AIM »
Copy out all the records exactly.

(Saved data entries)
------------------------------
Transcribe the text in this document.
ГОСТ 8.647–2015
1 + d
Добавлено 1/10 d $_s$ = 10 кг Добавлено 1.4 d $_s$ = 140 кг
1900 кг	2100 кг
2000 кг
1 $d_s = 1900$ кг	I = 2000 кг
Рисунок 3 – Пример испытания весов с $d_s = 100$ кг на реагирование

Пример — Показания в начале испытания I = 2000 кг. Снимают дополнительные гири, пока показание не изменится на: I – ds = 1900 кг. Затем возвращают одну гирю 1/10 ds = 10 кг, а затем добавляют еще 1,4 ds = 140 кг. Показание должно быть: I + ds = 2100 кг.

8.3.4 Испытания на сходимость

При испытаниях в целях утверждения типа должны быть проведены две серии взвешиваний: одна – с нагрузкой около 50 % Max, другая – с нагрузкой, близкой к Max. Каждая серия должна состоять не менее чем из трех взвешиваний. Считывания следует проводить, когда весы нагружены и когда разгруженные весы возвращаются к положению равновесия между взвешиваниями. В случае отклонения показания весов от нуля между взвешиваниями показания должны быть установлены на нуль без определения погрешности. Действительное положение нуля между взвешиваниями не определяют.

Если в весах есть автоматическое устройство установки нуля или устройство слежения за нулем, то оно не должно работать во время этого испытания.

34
------------------------------
ANSWER TO THE PROBLEM »
Transcribe the text in this document.
ГОСТ 8.647–2015
1 + d
Добавлено 1/10 d $_s$ = 10 кг Добавлено 1.4 d $_s$ = 140 кг
1900 кг	2100 кг
2000 кг
1 $d_s = 1900$ кг	I = 2000 кг
Рисунок 3 – Пример испытания весов с $d_s = 100$ кг на реагирование

Пример — Показания в начале испытания I = 2000 кг. Снимают дополнительные гири, пока показание не изменится на: I – ds = 1900 кг. Затем возвращают одну гирю 1/10 ds = 10 кг, а затем добавляют еще 1,4 ds = 140 кг. Показание должно быть: I + ds = 2100 кг.

8.3.4 Испытания на сходимость

При испытаниях в целях утверждения типа должны быть проведены две серии взвешиваний: одна – с нагрузкой около 50 % Max, другая – с нагрузкой, близкой к Max. Каждая серия должна состоять не менее чем из трех взвешиваний. Считывания следует проводить, когда весы нагружены и когда разгруженные весы возвращаются к положению равновесия между взвешиваниями. В случае отклонения показания весов от нуля между взвешиваниями показания должны быть установлены на нуль без определения погрешности. Действительное положение нуля между взвешиваниями не определяют.

Если в весах есть автоматическое устройство установки нуля или устройство слежения за нулем, то оно не должно работать во время этого испытания.

34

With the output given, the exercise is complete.